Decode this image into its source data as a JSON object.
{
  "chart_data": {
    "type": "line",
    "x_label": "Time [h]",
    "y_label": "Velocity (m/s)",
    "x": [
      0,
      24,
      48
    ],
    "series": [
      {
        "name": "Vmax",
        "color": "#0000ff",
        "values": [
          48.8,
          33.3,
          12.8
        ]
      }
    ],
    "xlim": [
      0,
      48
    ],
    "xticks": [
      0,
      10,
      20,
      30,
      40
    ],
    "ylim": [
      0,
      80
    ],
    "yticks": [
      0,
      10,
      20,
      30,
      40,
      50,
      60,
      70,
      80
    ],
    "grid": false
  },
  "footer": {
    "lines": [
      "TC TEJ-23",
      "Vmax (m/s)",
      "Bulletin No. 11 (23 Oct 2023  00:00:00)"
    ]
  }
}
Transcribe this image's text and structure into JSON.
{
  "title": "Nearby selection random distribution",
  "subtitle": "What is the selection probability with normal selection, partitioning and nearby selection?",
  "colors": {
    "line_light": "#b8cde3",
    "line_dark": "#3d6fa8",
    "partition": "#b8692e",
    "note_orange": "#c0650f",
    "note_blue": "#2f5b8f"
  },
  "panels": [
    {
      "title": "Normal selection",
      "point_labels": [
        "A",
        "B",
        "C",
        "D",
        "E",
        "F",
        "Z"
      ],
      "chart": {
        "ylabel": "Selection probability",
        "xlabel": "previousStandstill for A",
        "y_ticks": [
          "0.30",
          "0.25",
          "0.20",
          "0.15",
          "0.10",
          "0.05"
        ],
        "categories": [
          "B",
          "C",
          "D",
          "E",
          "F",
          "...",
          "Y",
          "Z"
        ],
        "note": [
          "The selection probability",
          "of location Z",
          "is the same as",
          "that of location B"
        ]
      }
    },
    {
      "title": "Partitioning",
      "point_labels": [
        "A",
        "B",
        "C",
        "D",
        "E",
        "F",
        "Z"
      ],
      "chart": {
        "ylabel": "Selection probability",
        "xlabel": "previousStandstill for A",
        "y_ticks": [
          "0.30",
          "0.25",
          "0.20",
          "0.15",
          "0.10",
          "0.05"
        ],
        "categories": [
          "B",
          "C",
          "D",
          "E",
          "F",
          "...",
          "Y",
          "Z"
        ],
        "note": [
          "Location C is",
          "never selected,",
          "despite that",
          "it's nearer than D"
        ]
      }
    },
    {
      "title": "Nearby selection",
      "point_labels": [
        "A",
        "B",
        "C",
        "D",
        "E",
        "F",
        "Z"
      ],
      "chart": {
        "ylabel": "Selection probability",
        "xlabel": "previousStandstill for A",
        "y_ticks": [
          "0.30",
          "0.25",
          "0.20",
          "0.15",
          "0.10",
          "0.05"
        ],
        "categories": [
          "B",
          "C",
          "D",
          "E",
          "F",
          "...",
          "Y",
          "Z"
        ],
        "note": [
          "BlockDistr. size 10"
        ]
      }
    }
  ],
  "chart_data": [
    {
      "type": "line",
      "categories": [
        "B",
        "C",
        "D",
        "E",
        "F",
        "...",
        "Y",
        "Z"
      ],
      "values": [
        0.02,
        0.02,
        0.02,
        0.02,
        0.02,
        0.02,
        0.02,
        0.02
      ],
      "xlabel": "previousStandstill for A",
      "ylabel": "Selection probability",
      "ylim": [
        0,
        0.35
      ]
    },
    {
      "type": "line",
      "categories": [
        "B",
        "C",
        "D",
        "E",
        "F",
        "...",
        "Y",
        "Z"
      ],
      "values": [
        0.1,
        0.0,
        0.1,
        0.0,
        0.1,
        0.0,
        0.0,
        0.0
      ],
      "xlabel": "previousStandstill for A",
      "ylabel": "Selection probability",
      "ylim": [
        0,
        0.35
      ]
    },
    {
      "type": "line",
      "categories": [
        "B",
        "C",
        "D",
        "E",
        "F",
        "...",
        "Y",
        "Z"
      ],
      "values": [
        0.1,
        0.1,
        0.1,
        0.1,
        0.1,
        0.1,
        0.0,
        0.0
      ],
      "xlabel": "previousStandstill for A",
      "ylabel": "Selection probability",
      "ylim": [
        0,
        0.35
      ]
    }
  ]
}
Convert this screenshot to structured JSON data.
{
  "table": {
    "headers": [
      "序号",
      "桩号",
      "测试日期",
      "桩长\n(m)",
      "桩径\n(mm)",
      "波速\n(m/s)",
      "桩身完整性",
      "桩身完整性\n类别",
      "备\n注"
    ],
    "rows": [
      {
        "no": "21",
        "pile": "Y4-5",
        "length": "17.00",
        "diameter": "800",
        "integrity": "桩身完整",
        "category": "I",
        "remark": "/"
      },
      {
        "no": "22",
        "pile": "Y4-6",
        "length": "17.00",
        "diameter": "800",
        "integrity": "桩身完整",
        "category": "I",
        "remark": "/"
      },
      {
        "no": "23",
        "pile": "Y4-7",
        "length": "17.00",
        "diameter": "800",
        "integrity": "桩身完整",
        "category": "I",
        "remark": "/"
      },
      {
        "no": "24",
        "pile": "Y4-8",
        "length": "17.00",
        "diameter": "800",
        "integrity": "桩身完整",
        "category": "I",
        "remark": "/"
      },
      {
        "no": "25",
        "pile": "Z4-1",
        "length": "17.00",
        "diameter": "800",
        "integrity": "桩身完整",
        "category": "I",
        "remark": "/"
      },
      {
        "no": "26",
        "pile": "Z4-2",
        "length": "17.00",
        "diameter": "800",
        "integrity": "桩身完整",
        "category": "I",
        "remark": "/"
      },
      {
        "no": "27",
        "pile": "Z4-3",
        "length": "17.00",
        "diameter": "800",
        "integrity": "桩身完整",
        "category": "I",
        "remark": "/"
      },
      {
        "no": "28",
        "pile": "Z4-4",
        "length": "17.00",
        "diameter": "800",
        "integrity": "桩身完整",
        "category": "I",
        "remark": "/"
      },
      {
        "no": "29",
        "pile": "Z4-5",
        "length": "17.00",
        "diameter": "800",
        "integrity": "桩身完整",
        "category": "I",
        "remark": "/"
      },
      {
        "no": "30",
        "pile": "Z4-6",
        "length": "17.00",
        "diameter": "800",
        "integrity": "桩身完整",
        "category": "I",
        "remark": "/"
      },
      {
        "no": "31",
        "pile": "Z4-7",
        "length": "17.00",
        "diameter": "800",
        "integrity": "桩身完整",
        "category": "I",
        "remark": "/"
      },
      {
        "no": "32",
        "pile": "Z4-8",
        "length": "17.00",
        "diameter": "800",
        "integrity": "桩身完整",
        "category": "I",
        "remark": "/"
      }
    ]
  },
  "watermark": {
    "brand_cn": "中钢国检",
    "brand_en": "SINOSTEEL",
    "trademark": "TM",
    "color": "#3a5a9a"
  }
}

___

INSTRUCTIONS FOR THE TASK:
From the listing above, extract every line exactly as it stands.

TASK RESULT:
Decode this image into its source data as a JSON object.
{
  "chart_data": {
    "type": "line",
    "x_label": "Time [h]",
    "y_label": "Velocity (m/s)",
    "x": [
      0,
      24,
      48
    ],
    "series": [
      {
        "name": "Vmax",
        "color": "#0000ff",
        "values": [
          48.8,
          33.3,
          12.8
        ]
      }
    ],
    "xlim": [
      0,
      48
    ],
    "xticks": [
      0,
      10,
      20,
      30,
      40
    ],
    "ylim": [
      0,
      80
    ],
    "yticks": [
      0,
      10,
      20,
      30,
      40,
      50,
      60,
      70,
      80
    ],
    "grid": false
  },
  "footer": {
    "lines": [
      "TC TEJ-23",
      "Vmax (m/s)",
      "Bulletin No. 11 (23 Oct 2023  00:00:00)"
    ]
  }
}
Transcribe this image's text and structure into JSON.
{
  "title": "Nearby selection random distribution",
  "subtitle": "What is the selection probability with normal selection, partitioning and nearby selection?",
  "colors": {
    "line_light": "#b8cde3",
    "line_dark": "#3d6fa8",
    "partition": "#b8692e",
    "note_orange": "#c0650f",
    "note_blue": "#2f5b8f"
  },
  "panels": [
    {
      "title": "Normal selection",
      "point_labels": [
        "A",
        "B",
        "C",
        "D",
        "E",
        "F",
        "Z"
      ],
      "chart": {
        "ylabel": "Selection probability",
        "xlabel": "previousStandstill for A",
        "y_ticks": [
          "0.30",
          "0.25",
          "0.20",
          "0.15",
          "0.10",
          "0.05"
        ],
        "categories": [
          "B",
          "C",
          "D",
          "E",
          "F",
          "...",
          "Y",
          "Z"
        ],
        "note": [
          "The selection probability",
          "of location Z",
          "is the same as",
          "that of location B"
        ]
      }
    },
    {
      "title": "Partitioning",
      "point_labels": [
        "A",
        "B",
        "C",
        "D",
        "E",
        "F",
        "Z"
      ],
      "chart": {
        "ylabel": "Selection probability",
        "xlabel": "previousStandstill for A",
        "y_ticks": [
          "0.30",
          "0.25",
          "0.20",
          "0.15",
          "0.10",
          "0.05"
        ],
        "categories": [
          "B",
          "C",
          "D",
          "E",
          "F",
          "...",
          "Y",
          "Z"
        ],
        "note": [
          "Location C is",
          "never selected,",
          "despite that",
          "it's nearer than D"
        ]
      }
    },
    {
      "title": "Nearby selection",
      "point_labels": [
        "A",
        "B",
        "C",
        "D",
        "E",
        "F",
        "Z"
      ],
      "chart": {
        "ylabel": "Selection probability",
        "xlabel": "previousStandstill for A",
        "y_ticks": [
          "0.30",
          "0.25",
          "0.20",
          "0.15",
          "0.10",
          "0.05"
        ],
        "categories": [
          "B",
          "C",
          "D",
          "E",
          "F",
          "...",
          "Y",
          "Z"
        ],
        "note": [
          "BlockDistr. size 10"
        ]
      }
    }
  ],
  "chart_data": [
    {
      "type": "line",
      "categories": [
        "B",
        "C",
        "D",
        "E",
        "F",
        "...",
        "Y",
        "Z"
      ],
      "values": [
        0.02,
        0.02,
        0.02,
        0.02,
        0.02,
        0.02,
        0.02,
        0.02
      ],
      "xlabel": "previousStandstill for A",
      "ylabel": "Selection probability",
      "ylim": [
        0,
        0.35
      ]
    },
    {
      "type": "line",
      "categories": [
        "B",
        "C",
        "D",
        "E",
        "F",
        "...",
        "Y",
        "Z"
      ],
      "values": [
        0.1,
        0.0,
        0.1,
        0.0,
        0.1,
        0.0,
        0.0,
        0.0
      ],
      "xlabel": "previousStandstill for A",
      "ylabel": "Selection probability",
      "ylim": [
        0,
        0.35
      ]
    },
    {
      "type": "line",
      "categories": [
        "B",
        "C",
        "D",
        "E",
        "F",
        "...",
        "Y",
        "Z"
      ],
      "values": [
        0.1,
        0.1,
        0.1,
        0.1,
        0.1,
        0.1,
        0.0,
        0.0
      ],
      "xlabel": "previousStandstill for A",
      "ylabel": "Selection probability",
      "ylim": [
        0,
        0.35
      ]
    }
  ]
}
Convert this screenshot to structured JSON data.
{
  "table": {
    "headers": [
      "序号",
      "桩号",
      "测试日期",
      "桩长\n(m)",
      "桩径\n(mm)",
      "波速\n(m/s)",
      "桩身完整性",
      "桩身完整性\n类别",
      "备\n注"
    ],
    "rows": [
      {
        "no": "21",
        "pile": "Y4-5",
        "length": "17.00",
        "diameter": "800",
        "integrity": "桩身完整",
        "category": "I",
        "remark": "/"
      },
      {
        "no": "22",
        "pile": "Y4-6",
        "length": "17.00",
        "diameter": "800",
        "integrity": "桩身完整",
        "category": "I",
        "remark": "/"
      },
      {
        "no": "23",
        "pile": "Y4-7",
        "length": "17.00",
        "diameter": "800",
        "integrity": "桩身完整",
        "category": "I",
        "remark": "/"
      },
      {
        "no": "24",
        "pile": "Y4-8",
        "length": "17.00",
        "diameter": "800",
        "integrity": "桩身完整",
        "category": "I",
        "remark": "/"
      },
      {
        "no": "25",
        "pile": "Z4-1",
        "length": "17.00",
        "diameter": "800",
        "integrity": "桩身完整",
        "category": "I",
        "remark": "/"
      },
      {
        "no": "26",
        "pile": "Z4-2",
        "length": "17.00",
        "diameter": "800",
        "integrity": "桩身完整",
        "category": "I",
        "remark": "/"
      },
      {
        "no": "27",
        "pile": "Z4-3",
        "length": "17.00",
        "diameter": "800",
        "integrity": "桩身完整",
        "category": "I",
        "remark": "/"
      },
      {
        "no": "28",
        "pile": "Z4-4",
        "length": "17.00",
        "diameter": "800",
        "integrity": "桩身完整",
        "category": "I",
        "remark": "/"
      },
      {
        "no": "29",
        "pile": "Z4-5",
        "length": "17.00",
        "diameter": "800",
        "integrity": "桩身完整",
        "category": "I",
        "remark": "/"
      },
      {
        "no": "30",
        "pile": "Z4-6",
        "length": "17.00",
        "diameter": "800",
        "integrity": "桩身完整",
        "category": "I",
        "remark": "/"
      },
      {
        "no": "31",
        "pile": "Z4-7",
        "length": "17.00",
        "diameter": "800",
        "integrity": "桩身完整",
        "category": "I",
        "remark": "/"
      },
      {
        "no": "32",
        "pile": "Z4-8",
        "length": "17.00",
        "diameter": "800",
        "integrity": "桩身完整",
        "category": "I",
        "remark": "/"
      }
    ]
  },
  "watermark": {
    "brand_cn": "中钢国检",
    "brand_en": "SINOSTEEL",
    "trademark": "TM",
    "color": "#3a5a9a"
  }
}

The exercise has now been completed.